-- Start --

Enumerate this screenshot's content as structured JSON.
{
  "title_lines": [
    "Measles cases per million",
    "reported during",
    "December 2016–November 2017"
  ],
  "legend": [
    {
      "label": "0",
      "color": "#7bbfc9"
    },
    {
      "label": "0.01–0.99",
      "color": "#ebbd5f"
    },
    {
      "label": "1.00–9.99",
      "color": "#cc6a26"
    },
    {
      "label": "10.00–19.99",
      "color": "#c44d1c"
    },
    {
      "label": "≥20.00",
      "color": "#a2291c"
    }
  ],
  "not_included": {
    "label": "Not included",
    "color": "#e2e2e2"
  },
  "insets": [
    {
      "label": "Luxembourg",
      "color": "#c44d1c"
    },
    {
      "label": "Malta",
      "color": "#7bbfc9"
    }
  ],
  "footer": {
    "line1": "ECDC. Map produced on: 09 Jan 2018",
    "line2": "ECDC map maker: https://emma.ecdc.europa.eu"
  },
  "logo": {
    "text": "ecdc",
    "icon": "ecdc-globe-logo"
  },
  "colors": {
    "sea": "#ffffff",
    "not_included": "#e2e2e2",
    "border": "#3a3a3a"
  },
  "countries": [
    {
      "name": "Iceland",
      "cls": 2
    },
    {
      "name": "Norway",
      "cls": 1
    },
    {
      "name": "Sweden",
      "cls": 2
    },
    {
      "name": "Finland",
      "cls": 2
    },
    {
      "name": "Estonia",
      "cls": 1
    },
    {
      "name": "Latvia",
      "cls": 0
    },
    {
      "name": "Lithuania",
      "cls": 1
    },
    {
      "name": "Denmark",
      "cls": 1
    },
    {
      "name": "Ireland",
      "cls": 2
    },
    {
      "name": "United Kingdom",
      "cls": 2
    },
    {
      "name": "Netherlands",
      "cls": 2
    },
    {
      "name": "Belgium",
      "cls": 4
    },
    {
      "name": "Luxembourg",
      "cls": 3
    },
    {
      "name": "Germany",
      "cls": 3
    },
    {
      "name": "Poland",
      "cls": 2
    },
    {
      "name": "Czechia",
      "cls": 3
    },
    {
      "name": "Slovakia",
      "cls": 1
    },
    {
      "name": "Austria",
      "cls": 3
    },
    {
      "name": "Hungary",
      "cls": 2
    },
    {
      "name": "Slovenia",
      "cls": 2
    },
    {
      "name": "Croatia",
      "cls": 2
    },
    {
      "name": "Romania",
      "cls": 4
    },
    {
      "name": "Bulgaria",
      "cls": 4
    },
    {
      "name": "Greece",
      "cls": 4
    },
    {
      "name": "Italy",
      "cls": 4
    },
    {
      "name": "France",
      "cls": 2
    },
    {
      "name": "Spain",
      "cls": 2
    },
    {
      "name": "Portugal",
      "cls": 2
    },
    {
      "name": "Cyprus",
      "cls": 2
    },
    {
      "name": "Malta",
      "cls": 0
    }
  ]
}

-- End --

Check each line above for "label" and return the ones that have it.

      "label": "0",
      "label": "0.01–0.99",
      "label": "1.00–9.99",
      "label": "10.00–19.99",
      "label": "≥20.00",
    "label": "Not included",
      "label": "Luxembourg",
      "label": "Malta",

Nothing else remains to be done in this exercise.